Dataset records
■ ■ ■ ■ ■ ■ ■

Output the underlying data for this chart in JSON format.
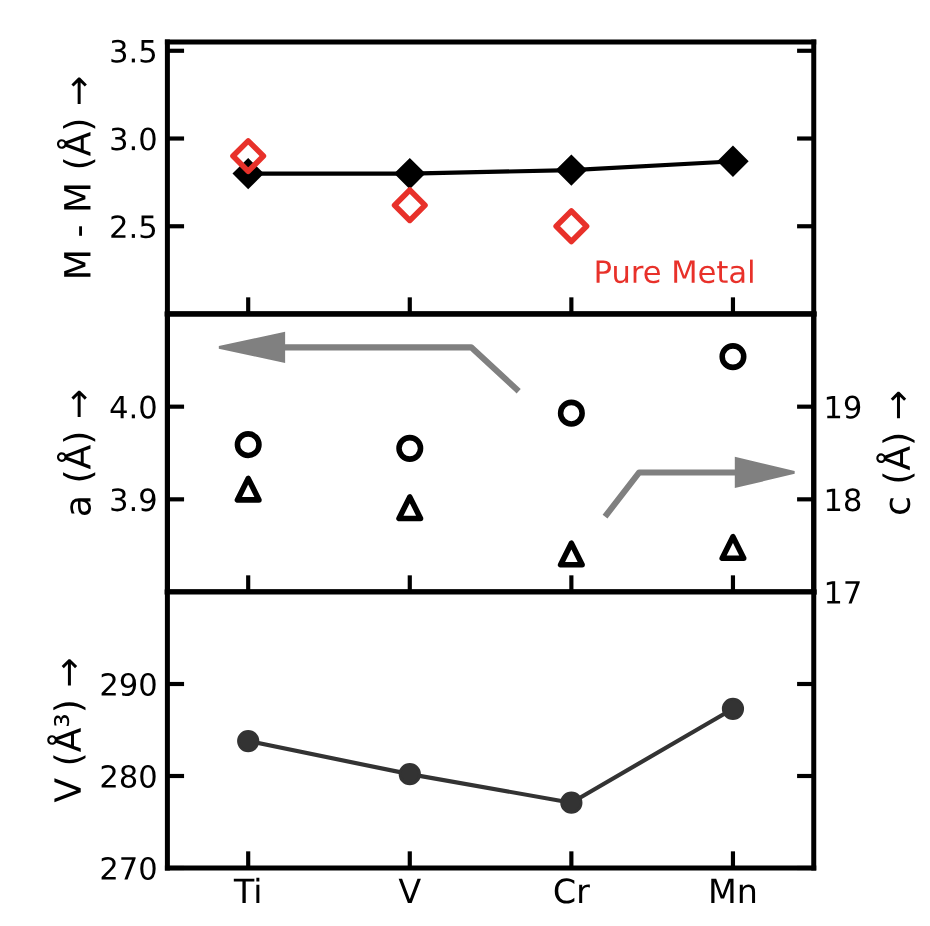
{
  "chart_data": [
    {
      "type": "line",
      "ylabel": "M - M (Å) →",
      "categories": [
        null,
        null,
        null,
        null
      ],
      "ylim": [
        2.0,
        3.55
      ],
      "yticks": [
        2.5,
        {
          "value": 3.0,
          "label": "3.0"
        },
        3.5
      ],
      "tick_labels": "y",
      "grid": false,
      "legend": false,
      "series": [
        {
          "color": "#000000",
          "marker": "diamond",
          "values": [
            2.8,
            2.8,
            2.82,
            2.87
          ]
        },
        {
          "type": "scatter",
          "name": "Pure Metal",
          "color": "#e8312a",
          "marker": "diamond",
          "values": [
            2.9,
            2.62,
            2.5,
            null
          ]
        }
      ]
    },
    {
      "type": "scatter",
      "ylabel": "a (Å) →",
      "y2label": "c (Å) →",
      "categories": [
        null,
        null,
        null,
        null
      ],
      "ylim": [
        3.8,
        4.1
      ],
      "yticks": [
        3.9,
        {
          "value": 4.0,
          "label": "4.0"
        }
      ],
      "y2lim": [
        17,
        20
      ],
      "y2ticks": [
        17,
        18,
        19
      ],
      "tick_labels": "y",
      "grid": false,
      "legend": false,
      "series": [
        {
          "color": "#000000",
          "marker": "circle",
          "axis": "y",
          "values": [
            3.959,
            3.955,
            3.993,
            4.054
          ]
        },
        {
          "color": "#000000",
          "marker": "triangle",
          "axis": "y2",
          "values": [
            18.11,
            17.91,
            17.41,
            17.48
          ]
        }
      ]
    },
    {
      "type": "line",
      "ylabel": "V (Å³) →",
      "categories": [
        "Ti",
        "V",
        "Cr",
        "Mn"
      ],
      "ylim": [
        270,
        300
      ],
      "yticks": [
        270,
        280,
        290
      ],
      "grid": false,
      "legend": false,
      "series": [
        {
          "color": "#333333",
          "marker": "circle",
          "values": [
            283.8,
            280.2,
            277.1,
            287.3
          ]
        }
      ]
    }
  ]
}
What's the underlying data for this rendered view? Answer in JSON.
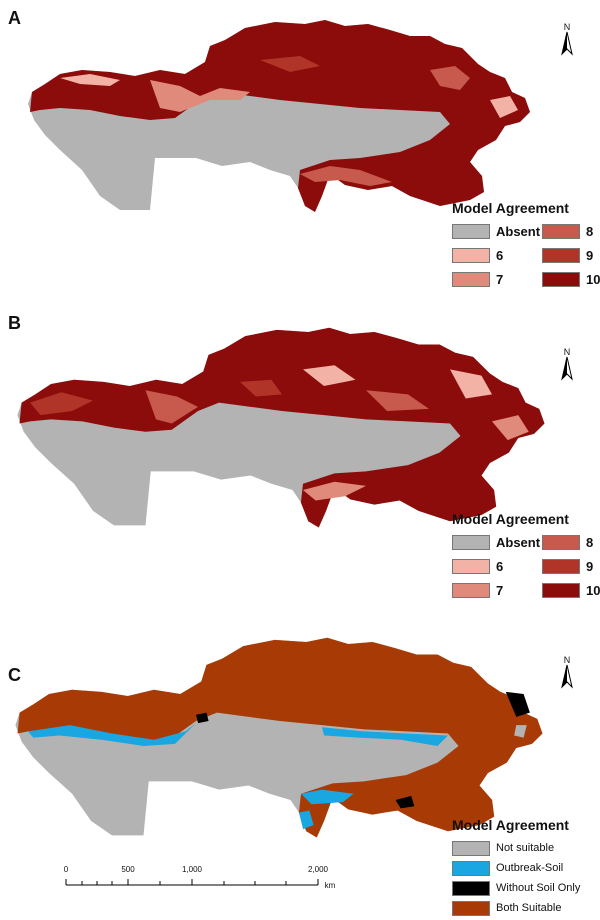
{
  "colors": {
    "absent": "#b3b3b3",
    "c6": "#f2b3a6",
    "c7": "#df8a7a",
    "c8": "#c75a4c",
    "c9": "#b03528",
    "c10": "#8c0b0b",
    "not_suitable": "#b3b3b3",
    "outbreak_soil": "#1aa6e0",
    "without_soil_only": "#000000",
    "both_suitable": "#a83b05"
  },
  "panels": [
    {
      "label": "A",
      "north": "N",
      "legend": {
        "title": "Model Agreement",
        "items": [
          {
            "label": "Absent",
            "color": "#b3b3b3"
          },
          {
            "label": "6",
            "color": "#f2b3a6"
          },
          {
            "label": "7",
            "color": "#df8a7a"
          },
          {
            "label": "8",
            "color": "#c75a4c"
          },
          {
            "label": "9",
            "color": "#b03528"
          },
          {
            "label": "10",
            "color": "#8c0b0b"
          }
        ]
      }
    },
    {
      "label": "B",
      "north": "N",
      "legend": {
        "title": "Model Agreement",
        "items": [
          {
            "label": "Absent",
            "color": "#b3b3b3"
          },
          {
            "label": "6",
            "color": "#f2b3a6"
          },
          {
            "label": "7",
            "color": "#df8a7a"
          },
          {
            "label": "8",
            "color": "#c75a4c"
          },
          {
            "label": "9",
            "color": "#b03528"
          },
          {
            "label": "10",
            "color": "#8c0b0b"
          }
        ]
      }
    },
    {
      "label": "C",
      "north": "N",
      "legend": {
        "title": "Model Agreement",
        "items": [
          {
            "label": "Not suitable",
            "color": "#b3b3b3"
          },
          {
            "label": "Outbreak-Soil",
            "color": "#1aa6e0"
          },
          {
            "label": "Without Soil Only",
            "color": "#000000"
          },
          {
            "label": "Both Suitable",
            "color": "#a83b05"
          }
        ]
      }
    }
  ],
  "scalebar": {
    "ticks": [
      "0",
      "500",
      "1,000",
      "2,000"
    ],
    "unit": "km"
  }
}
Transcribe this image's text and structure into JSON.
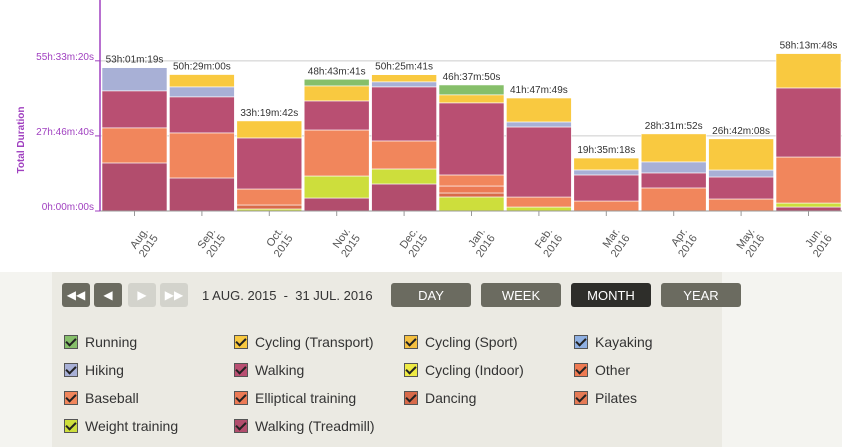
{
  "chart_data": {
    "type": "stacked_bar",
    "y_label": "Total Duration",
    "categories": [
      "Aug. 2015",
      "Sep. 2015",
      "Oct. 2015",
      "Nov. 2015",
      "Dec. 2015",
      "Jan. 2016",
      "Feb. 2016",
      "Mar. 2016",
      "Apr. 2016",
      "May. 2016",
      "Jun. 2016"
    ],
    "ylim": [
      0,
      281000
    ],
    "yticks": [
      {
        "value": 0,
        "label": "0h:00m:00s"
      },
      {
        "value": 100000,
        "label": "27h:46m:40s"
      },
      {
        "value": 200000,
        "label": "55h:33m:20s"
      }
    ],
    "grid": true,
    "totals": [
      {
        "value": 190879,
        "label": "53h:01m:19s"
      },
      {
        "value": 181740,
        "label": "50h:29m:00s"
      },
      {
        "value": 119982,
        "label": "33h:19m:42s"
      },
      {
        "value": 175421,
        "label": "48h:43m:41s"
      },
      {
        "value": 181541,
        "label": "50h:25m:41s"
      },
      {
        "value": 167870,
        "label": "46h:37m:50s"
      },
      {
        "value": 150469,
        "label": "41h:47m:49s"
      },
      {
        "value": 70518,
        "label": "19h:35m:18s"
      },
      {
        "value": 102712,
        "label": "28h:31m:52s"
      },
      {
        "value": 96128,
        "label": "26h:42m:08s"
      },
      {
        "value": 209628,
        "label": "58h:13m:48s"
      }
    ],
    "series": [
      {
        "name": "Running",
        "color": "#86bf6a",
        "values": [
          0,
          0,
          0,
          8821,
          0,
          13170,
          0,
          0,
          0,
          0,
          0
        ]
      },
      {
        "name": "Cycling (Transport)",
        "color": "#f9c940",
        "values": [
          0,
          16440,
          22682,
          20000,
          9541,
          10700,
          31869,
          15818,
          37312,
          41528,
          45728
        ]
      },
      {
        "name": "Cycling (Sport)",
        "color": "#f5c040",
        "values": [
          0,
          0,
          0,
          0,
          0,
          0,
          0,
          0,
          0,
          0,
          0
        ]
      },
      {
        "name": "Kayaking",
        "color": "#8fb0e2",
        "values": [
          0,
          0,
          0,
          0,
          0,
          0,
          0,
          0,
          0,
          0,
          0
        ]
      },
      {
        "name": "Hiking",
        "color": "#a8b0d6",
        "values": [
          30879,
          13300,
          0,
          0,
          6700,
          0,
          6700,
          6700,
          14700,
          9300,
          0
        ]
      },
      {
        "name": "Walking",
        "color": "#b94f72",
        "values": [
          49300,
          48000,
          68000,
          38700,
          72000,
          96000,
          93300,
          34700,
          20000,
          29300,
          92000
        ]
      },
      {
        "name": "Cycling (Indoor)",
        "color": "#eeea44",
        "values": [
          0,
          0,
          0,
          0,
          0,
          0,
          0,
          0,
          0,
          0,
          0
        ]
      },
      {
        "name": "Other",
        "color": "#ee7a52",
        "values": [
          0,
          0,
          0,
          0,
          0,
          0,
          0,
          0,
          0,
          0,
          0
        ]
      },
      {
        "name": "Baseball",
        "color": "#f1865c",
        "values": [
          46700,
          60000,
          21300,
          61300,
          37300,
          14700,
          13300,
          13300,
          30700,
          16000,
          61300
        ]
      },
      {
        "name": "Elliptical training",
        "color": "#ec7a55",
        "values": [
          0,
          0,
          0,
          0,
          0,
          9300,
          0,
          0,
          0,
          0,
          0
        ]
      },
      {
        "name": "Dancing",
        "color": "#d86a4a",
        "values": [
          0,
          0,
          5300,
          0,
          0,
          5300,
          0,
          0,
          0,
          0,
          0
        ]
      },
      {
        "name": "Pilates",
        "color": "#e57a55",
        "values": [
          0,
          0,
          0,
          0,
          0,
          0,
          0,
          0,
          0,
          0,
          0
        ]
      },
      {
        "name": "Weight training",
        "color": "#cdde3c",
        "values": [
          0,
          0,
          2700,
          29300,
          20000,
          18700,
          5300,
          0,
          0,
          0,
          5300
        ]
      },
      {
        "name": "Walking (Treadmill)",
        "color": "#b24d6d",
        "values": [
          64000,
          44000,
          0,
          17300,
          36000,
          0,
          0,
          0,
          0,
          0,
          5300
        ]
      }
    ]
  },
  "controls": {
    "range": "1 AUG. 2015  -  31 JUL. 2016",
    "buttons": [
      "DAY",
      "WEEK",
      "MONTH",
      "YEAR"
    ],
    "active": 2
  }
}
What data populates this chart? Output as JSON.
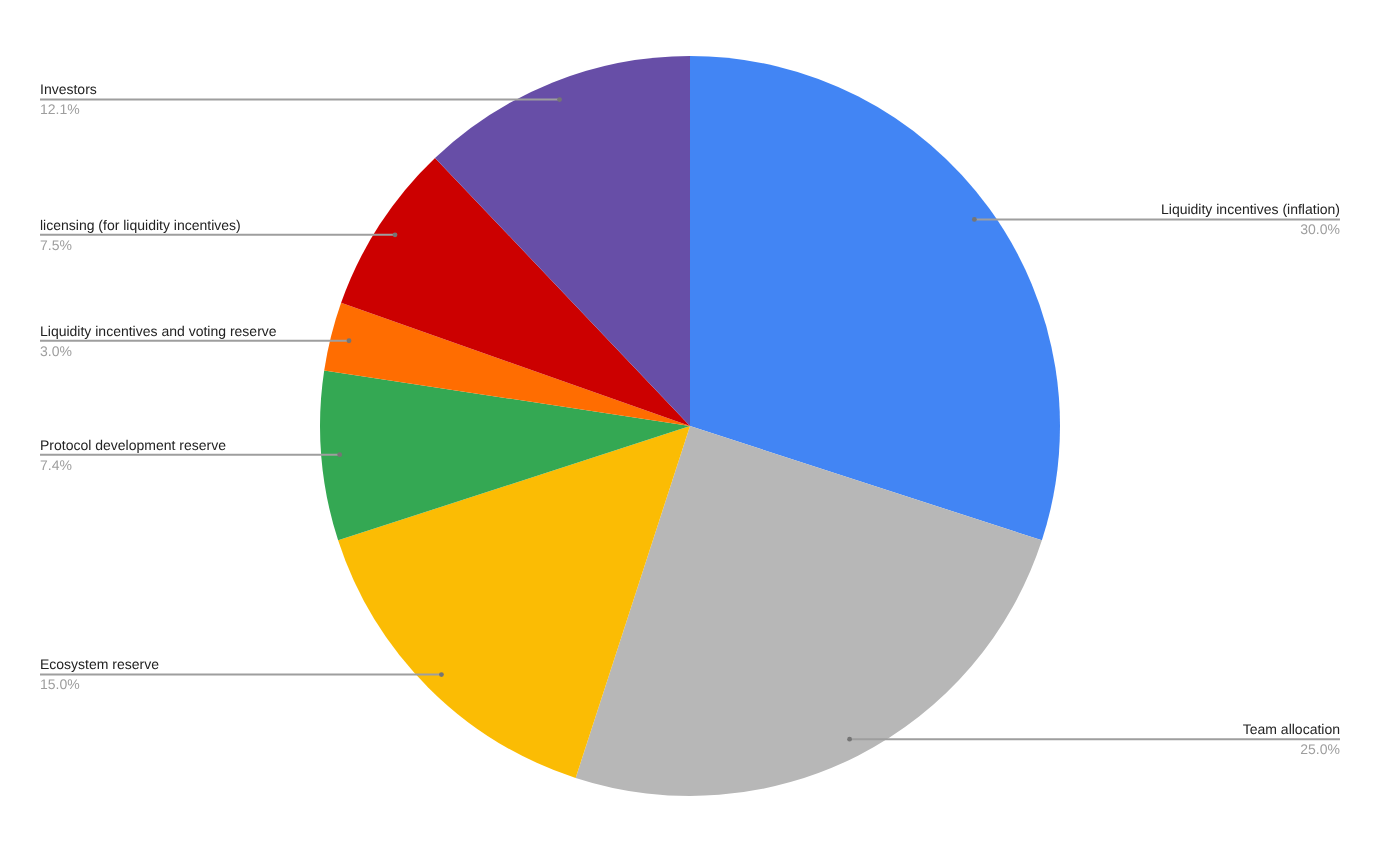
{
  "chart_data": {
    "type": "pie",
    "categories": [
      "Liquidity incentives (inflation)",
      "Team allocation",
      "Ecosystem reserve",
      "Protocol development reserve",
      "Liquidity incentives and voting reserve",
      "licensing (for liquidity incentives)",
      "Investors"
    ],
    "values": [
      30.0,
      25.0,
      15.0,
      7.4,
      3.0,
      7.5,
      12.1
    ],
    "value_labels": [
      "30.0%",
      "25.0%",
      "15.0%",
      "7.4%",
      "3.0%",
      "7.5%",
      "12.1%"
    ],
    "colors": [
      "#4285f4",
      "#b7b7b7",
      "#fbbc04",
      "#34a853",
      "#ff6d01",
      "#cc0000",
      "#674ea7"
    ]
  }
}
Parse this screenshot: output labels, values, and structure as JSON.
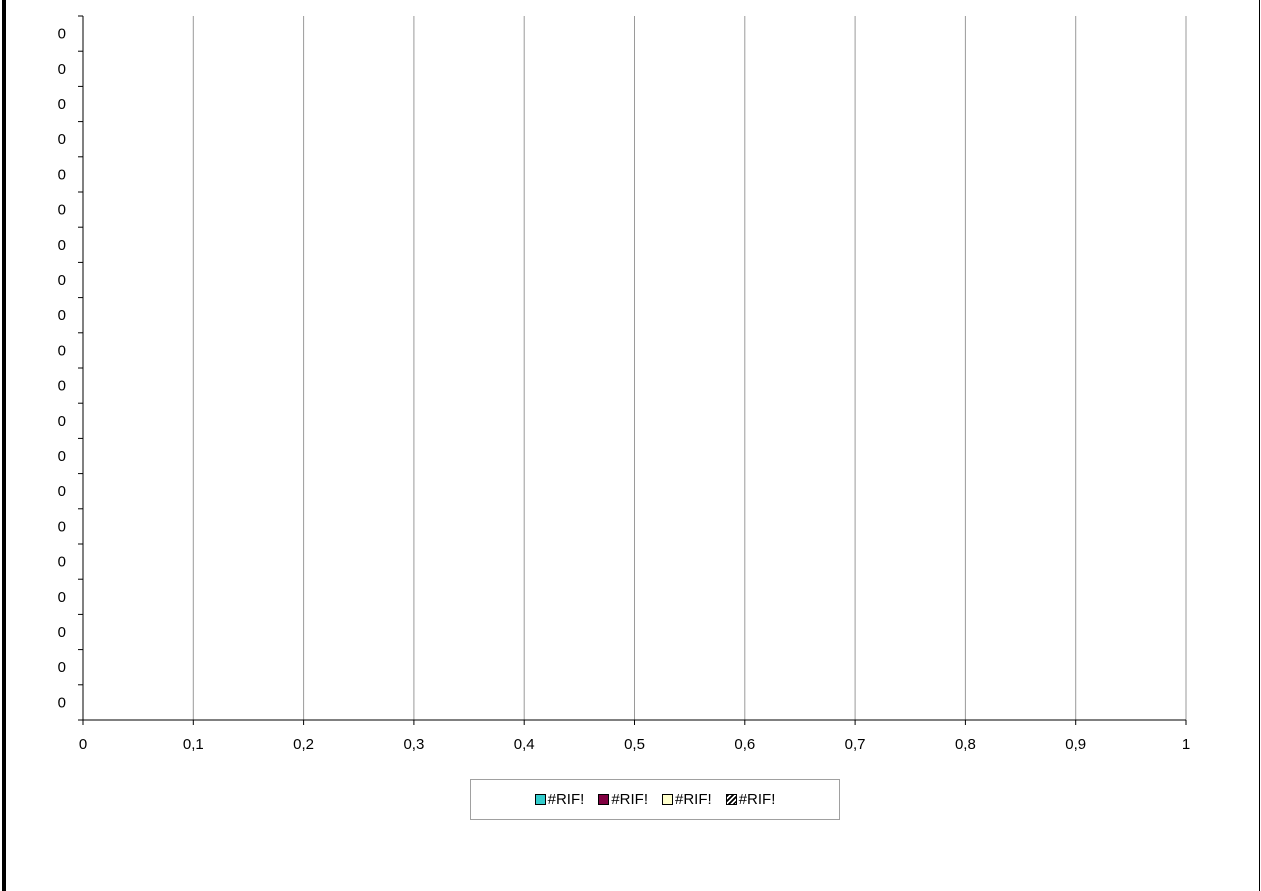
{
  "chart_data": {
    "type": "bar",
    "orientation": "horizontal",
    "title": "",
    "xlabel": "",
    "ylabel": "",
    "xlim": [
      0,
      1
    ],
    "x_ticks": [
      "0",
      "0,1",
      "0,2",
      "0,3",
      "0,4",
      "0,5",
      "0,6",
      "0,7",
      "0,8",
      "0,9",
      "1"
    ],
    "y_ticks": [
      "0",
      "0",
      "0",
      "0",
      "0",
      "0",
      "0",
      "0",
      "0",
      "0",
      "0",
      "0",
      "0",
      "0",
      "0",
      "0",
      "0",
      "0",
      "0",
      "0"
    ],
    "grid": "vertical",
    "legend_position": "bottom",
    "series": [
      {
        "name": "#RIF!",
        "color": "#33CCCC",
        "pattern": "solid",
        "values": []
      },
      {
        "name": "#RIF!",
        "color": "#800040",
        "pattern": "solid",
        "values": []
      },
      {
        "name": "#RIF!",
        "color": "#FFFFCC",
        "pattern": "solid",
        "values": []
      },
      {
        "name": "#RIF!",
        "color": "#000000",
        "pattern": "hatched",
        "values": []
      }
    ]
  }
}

■ ■ ■ ■ ■ ■ ■

=== Task description ===
With pictures left out, repeat exactly the lines from the line bearing "What data populates" through the final line of the records above.

=== Response for this exercise ===
What data populates this chart? Output as JSON.
{
  "chart_data": {
    "type": "pie",
    "categories": [
      "Liquidity incentives (inflation)",
      "Team allocation",
      "Ecosystem reserve",
      "Protocol development reserve",
      "Liquidity incentives and voting reserve",
      "licensing (for liquidity incentives)",
      "Investors"
    ],
    "values": [
      30.0,
      25.0,
      15.0,
      7.4,
      3.0,
      7.5,
      12.1
    ],
    "value_labels": [
      "30.0%",
      "25.0%",
      "15.0%",
      "7.4%",
      "3.0%",
      "7.5%",
      "12.1%"
    ],
    "colors": [
      "#4285f4",
      "#b7b7b7",
      "#fbbc04",
      "#34a853",
      "#ff6d01",
      "#cc0000",
      "#674ea7"
    ]
  }
}
Parse this screenshot: output labels, values, and structure as JSON.
{
  "chart_data": {
    "type": "bar",
    "orientation": "horizontal",
    "title": "",
    "xlabel": "",
    "ylabel": "",
    "xlim": [
      0,
      1
    ],
    "x_ticks": [
      "0",
      "0,1",
      "0,2",
      "0,3",
      "0,4",
      "0,5",
      "0,6",
      "0,7",
      "0,8",
      "0,9",
      "1"
    ],
    "y_ticks": [
      "0",
      "0",
      "0",
      "0",
      "0",
      "0",
      "0",
      "0",
      "0",
      "0",
      "0",
      "0",
      "0",
      "0",
      "0",
      "0",
      "0",
      "0",
      "0",
      "0"
    ],
    "grid": "vertical",
    "legend_position": "bottom",
    "series": [
      {
        "name": "#RIF!",
        "color": "#33CCCC",
        "pattern": "solid",
        "values": []
      },
      {
        "name": "#RIF!",
        "color": "#800040",
        "pattern": "solid",
        "values": []
      },
      {
        "name": "#RIF!",
        "color": "#FFFFCC",
        "pattern": "solid",
        "values": []
      },
      {
        "name": "#RIF!",
        "color": "#000000",
        "pattern": "hatched",
        "values": []
      }
    ]
  }
}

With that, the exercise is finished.